Dataset records

# # #

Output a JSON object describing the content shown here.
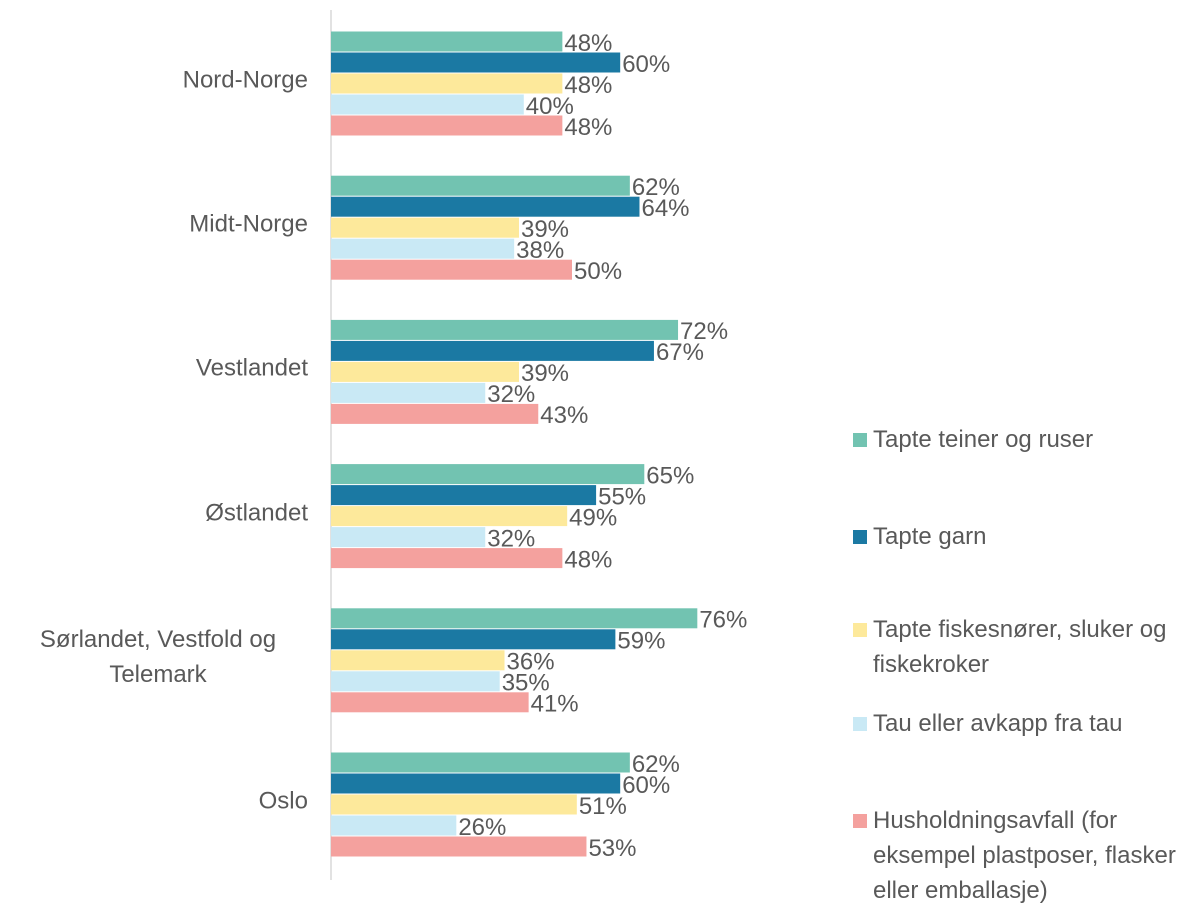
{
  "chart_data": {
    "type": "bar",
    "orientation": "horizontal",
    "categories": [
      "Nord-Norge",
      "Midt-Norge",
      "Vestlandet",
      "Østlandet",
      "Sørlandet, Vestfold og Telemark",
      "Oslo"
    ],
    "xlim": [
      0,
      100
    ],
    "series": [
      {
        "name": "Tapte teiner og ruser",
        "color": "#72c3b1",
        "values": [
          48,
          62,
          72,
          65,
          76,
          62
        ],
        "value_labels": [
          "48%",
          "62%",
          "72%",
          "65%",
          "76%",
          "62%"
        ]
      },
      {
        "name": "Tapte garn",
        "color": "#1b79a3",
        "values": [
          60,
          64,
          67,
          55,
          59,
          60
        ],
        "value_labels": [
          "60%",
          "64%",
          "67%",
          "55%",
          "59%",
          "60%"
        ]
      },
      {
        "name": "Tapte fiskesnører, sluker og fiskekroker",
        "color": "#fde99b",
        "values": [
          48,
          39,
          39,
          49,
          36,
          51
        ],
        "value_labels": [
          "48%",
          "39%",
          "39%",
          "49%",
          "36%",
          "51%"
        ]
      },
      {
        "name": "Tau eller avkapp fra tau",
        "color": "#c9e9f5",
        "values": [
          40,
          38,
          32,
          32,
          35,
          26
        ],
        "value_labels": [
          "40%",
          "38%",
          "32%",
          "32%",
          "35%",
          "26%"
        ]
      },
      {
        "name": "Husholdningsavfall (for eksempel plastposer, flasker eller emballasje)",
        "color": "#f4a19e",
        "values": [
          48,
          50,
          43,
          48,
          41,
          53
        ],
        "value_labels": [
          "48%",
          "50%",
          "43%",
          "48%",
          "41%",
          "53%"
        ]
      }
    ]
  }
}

# # #

Given request
Quote in full the listing given above; the images are to be left out.

Completed exercise
Output a JSON object describing the content shown here.
{
  "chart_data": {
    "type": "bar",
    "orientation": "horizontal",
    "categories": [
      "Nord-Norge",
      "Midt-Norge",
      "Vestlandet",
      "Østlandet",
      "Sørlandet, Vestfold og Telemark",
      "Oslo"
    ],
    "xlim": [
      0,
      100
    ],
    "series": [
      {
        "name": "Tapte teiner og ruser",
        "color": "#72c3b1",
        "values": [
          48,
          62,
          72,
          65,
          76,
          62
        ],
        "value_labels": [
          "48%",
          "62%",
          "72%",
          "65%",
          "76%",
          "62%"
        ]
      },
      {
        "name": "Tapte garn",
        "color": "#1b79a3",
        "values": [
          60,
          64,
          67,
          55,
          59,
          60
        ],
        "value_labels": [
          "60%",
          "64%",
          "67%",
          "55%",
          "59%",
          "60%"
        ]
      },
      {
        "name": "Tapte fiskesnører, sluker og fiskekroker",
        "color": "#fde99b",
        "values": [
          48,
          39,
          39,
          49,
          36,
          51
        ],
        "value_labels": [
          "48%",
          "39%",
          "39%",
          "49%",
          "36%",
          "51%"
        ]
      },
      {
        "name": "Tau eller avkapp fra tau",
        "color": "#c9e9f5",
        "values": [
          40,
          38,
          32,
          32,
          35,
          26
        ],
        "value_labels": [
          "40%",
          "38%",
          "32%",
          "32%",
          "35%",
          "26%"
        ]
      },
      {
        "name": "Husholdningsavfall (for eksempel plastposer, flasker eller emballasje)",
        "color": "#f4a19e",
        "values": [
          48,
          50,
          43,
          48,
          41,
          53
        ],
        "value_labels": [
          "48%",
          "50%",
          "43%",
          "48%",
          "41%",
          "53%"
        ]
      }
    ]
  }
}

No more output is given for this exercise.